## Exercise prompt:
Every line that contains the word "connected" should be copied.

==== Data for processing

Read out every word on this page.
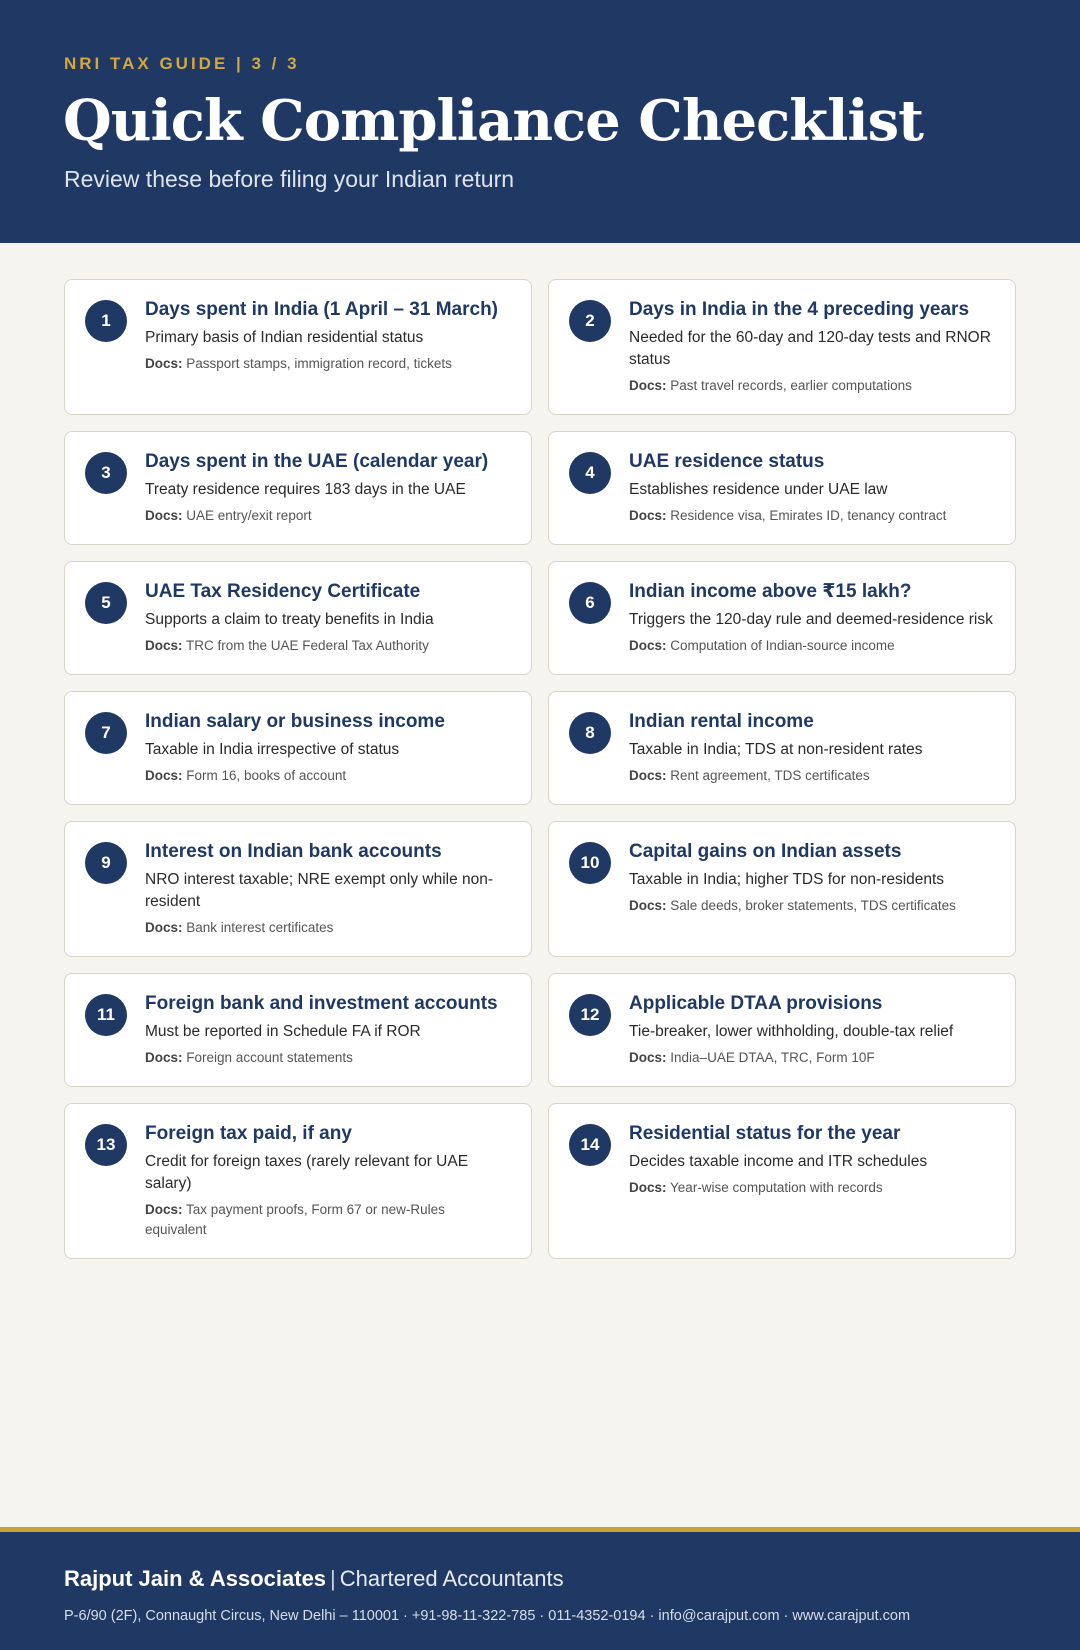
NRI TAX GUIDE | 3 / 3
Quick Compliance Checklist
Review these before filing your Indian return
1
Days spent in India (1 April – 31 March)
Primary basis of Indian residential status
Docs: Passport stamps, immigration record, tickets
2
Days in India in the 4 preceding years
Needed for the 60-day and 120-day tests and RNOR status
Docs: Past travel records, earlier computations
3
Days spent in the UAE (calendar year)
Treaty residence requires 183 days in the UAE
Docs: UAE entry/exit report
4
UAE residence status
Establishes residence under UAE law
Docs: Residence visa, Emirates ID, tenancy contract
5
UAE Tax Residency Certificate
Supports a claim to treaty benefits in India
Docs: TRC from the UAE Federal Tax Authority
6
Indian income above ₹15 lakh?
Triggers the 120-day rule and deemed-residence risk
Docs: Computation of Indian-source income
7
Indian salary or business income
Taxable in India irrespective of status
Docs: Form 16, books of account
8
Indian rental income
Taxable in India; TDS at non-resident rates
Docs: Rent agreement, TDS certificates
9
Interest on Indian bank accounts
NRO interest taxable; NRE exempt only while non-resident
Docs: Bank interest certificates
10
Capital gains on Indian assets
Taxable in India; higher TDS for non-residents
Docs: Sale deeds, broker statements, TDS certificates
11
Foreign bank and investment accounts
Must be reported in Schedule FA if ROR
Docs: Foreign account statements
12
Applicable DTAA provisions
Tie-breaker, lower withholding, double-tax relief
Docs: India–UAE DTAA, TRC, Form 10F
13
Foreign tax paid, if any
Credit for foreign taxes (rarely relevant for UAE salary)
Docs: Tax payment proofs, Form 67 or new-Rules equivalent
14
Residential status for the year
Decides taxable income and ITR schedules
Docs: Year-wise computation with records
Rajput Jain & Associates | Chartered Accountants
P-6/90 (2F), Connaught Circus, New Delhi – 110001 · +91-98-11-322-785 · 011-4352-0194 · info@carajput.com · www.carajput.com
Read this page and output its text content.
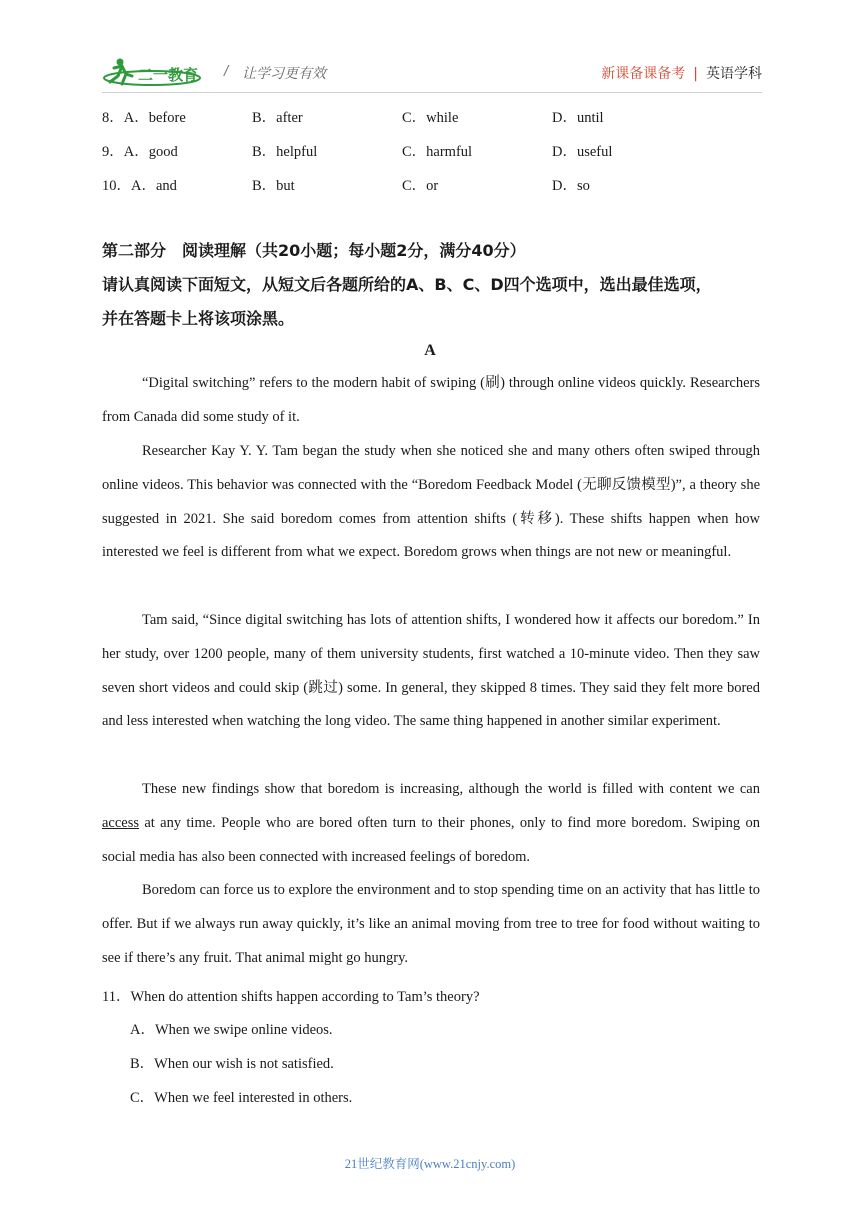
二一教育 / 让学习更有效	新课备课备考 | 英语学科
8．A．before	B．after	C．while	D．until
9．A．good	B．helpful	C．harmful	D．useful
10．A．and	B．but	C．or	D．so
第二部分　阅读理解（共20小题；每小题2分，满分40分）
请认真阅读下面短文，从短文后各题所给的A、B、C、D四个选项中，选出最佳选项，
并在答题卡上将该项涂黑。
A

“Digital switching” refers to the modern habit of swiping (刷) through online videos quickly. Researchers from Canada did some study of it.

Researcher Kay Y. Y. Tam began the study when she noticed she and many others often swiped through online videos. This behavior was connected with the “Boredom Feedback Model (无聊反馈模型)”, a theory she suggested in 2021. She said boredom comes from attention shifts (转移). These shifts happen when how interested we feel is different from what we expect. Boredom grows when things are not new or meaningful.

Tam said, “Since digital switching has lots of attention shifts, I wondered how it affects our boredom.” In her study, over 1200 people, many of them university students, first watched a 10-minute video. Then they saw seven short videos and could skip (跳过) some. In general, they skipped 8 times. They said they felt more bored and less interested when watching the long video. The same thing happened in another similar experiment.

These new findings show that boredom is increasing, although the world is filled with content we can access at any time. People who are bored often turn to their phones, only to find more boredom. Swiping on social media has also been connected with increased feelings of boredom.

Boredom can force us to explore the environment and to stop spending time on an activity that has little to offer. But if we always run away quickly, it’s like an animal moving from tree to tree for food without waiting to see if there’s any fruit. That animal might go hungry.

11．When do attention shifts happen according to Tam’s theory?
A．When we swipe online videos.
B．When our wish is not satisfied.
C．When we feel interested in others.
21世纪教育网(www.21cnjy.com)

========

## Result:
Researcher Kay Y. Y. Tam began the study when she noticed she and many others often swiped through online videos. This behavior was connected with the “Boredom Feedback Model (无聊反馈模型)”, a theory she suggested in 2021. She said boredom comes from attention shifts (转移). These shifts happen when how interested we feel is different from what we expect. Boredom grows when things are not new or meaningful.
These new findings show that boredom is increasing, although the world is filled with content we can access at any time. People who are bored often turn to their phones, only to find more boredom. Swiping on social media has also been connected with increased feelings of boredom.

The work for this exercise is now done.